Text excerpt:
Let’s step back a second. I understand that when pro players play decks, they’ve likely playing hundreds of games with several deck archetypes and have tweaked it a billion times, so winning decks are generally finely-tuned machines. I’m also somewhat of a hypocrite, since I also tend to pick my decks from what is among the top tiers at Grand Prix’s and 5Ks (but that’s mostly because I am a horrid deckbuilder). But the deck I most enjoyed playing, and performed the best with, was a deck I created myself back in Lorwyn/Time Spiral standard, which I’ll be discussing in an upcoming edition of I’m a Bad Magic Player (retro style). I’m not saying decks that win aren’t good, I’m just saying there’s far too much reliance on winning lists in deckbuilding, and we’ve lost the innovative spirit.
A good start.
Those players who enjoy trying new ideas and go nuts with deck-building outside of the posted meta are met with two reactions from other players: 1) that they don’t know how to play Magic and they play bad cards, or 2) the common exclamation “Nobody plays that!” I find the latter reaction especially funny, since it just reinforces the argument that Standard is too restricted by netdecking. The first reaction is hilarious when the so-called “bad player” wins. What is so wrong with playing cards that are different from what everyone else is playing? Especially if you win!?
Obviously there are only so many cards in Standard at any given time, and some cards are obviously more powerful than others. But just because there are 10 amazing cards in a set that are popular, doesn’t mean there aren’t 10 other great cards that can be played in winning decks. I just have a sense that most people are too willing to jump on board what someone else has already built, rather than try their luck at a new idea of their own. I have great respect for players like Conley Woods, who isn’t afraid to try crazy deck ideas just to see if they work. Sometimes they don’t, but sometimes they end up in smashing victories. These players find new ways to win even after a format has settled. A good example is the “Junkwalkers” deck that took 2nd in the Dallas StarCity 5K this weekend. Although I bet you’ll find a huge number of people playing it next weekend because of it’s success.

Document structure recognition data
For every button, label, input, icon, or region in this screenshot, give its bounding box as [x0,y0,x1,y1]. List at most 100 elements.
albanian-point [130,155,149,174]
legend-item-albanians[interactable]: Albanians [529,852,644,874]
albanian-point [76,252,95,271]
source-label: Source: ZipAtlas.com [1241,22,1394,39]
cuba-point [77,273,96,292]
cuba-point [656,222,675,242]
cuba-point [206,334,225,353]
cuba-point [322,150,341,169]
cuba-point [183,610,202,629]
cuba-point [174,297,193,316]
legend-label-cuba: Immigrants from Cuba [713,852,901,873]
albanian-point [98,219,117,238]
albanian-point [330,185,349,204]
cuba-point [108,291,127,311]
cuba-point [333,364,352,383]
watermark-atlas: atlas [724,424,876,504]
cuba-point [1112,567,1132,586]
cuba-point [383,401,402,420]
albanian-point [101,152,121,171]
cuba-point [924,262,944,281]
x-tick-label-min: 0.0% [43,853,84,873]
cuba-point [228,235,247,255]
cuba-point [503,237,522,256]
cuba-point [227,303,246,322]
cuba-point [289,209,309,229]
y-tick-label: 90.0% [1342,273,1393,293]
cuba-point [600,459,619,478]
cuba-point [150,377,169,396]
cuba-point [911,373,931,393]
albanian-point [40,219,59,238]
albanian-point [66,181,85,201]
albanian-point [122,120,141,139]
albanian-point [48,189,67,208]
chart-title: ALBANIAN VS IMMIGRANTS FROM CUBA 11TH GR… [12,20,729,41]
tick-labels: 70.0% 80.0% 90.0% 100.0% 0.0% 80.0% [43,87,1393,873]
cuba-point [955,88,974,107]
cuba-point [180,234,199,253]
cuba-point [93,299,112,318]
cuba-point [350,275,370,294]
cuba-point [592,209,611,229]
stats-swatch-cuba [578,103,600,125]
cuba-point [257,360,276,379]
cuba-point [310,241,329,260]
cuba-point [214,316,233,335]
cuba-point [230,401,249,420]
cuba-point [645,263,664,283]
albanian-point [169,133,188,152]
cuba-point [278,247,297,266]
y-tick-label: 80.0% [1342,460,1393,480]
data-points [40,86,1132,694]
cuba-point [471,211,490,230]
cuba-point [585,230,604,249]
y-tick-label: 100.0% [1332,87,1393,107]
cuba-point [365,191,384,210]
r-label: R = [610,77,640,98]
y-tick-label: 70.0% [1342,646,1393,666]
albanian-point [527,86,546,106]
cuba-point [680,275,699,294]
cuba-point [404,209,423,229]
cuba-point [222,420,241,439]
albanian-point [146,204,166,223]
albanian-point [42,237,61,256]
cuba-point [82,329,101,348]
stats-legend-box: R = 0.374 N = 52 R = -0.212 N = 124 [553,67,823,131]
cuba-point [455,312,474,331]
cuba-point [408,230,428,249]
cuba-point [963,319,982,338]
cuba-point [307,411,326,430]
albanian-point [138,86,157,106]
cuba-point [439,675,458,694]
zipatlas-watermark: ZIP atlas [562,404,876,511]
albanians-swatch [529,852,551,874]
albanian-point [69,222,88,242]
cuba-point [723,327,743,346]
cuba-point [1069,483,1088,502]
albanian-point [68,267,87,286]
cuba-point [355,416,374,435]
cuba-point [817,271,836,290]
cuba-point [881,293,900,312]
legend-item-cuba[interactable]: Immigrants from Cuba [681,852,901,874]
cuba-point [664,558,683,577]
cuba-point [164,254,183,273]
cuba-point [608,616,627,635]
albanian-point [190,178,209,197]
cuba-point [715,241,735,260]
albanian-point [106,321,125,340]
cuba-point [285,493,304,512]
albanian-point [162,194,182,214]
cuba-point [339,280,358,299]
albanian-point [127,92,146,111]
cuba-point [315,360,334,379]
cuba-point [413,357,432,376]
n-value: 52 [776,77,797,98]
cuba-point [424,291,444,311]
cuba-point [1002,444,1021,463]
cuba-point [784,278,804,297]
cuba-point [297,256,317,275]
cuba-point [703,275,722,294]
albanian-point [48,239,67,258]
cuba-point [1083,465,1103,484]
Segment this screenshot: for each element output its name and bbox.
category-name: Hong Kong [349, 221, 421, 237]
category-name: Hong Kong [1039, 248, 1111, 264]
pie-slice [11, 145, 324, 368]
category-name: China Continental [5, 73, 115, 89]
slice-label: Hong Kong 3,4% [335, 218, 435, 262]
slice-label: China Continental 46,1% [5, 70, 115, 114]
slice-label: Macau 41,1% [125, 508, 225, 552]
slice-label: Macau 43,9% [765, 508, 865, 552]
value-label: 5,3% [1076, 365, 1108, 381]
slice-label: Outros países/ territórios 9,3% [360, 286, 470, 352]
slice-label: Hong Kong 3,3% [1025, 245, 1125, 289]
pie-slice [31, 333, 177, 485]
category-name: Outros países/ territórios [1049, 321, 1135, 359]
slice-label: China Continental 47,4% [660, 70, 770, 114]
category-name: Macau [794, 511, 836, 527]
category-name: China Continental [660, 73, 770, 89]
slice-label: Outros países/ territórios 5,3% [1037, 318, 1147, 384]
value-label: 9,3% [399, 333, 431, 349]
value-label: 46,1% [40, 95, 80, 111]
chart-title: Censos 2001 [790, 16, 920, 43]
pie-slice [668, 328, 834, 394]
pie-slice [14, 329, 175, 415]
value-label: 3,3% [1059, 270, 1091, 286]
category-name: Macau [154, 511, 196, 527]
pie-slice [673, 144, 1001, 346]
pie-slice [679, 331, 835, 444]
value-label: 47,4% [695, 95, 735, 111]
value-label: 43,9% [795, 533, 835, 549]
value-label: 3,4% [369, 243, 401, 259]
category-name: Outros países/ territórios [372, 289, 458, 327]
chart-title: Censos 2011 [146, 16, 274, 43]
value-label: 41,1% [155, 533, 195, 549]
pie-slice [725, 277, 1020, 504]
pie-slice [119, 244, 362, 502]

Task set:
1. According to the deckbuilding text, what place did the "Junkwalkers" deck take in the Dallas StarCity 5K?
2. Copy the stretch of the deckbuilding text from "Let’s step back" through "A good start.".
This material was taken from a different source than the text.

Answer section:
1. It took 2nd place.

2.
Let’s step back a second. I understand that when pro players play decks, they’ve likely playing hundreds of games with several deck archetypes and have tweaked it a billion times, so winning decks are generally finely-tuned machines. I’m also somewhat of a hypocrite, since I also tend to pick my decks from what is among the top tiers at Grand Prix’s and 5Ks (but that’s mostly because I am a horrid deckbuilder). But the deck I most enjoyed playing, and performed the best with, was a deck I created myself back in Lorwyn/Time Spiral standard, which I’ll be discussing in an upcoming edition of I’m a Bad Magic Player (retro style). I’m not saying decks that win aren’t good, I’m just saying there’s far too much reliance on winning lists in deckbuilding, and we’ve lost the innovative spirit.
A good start.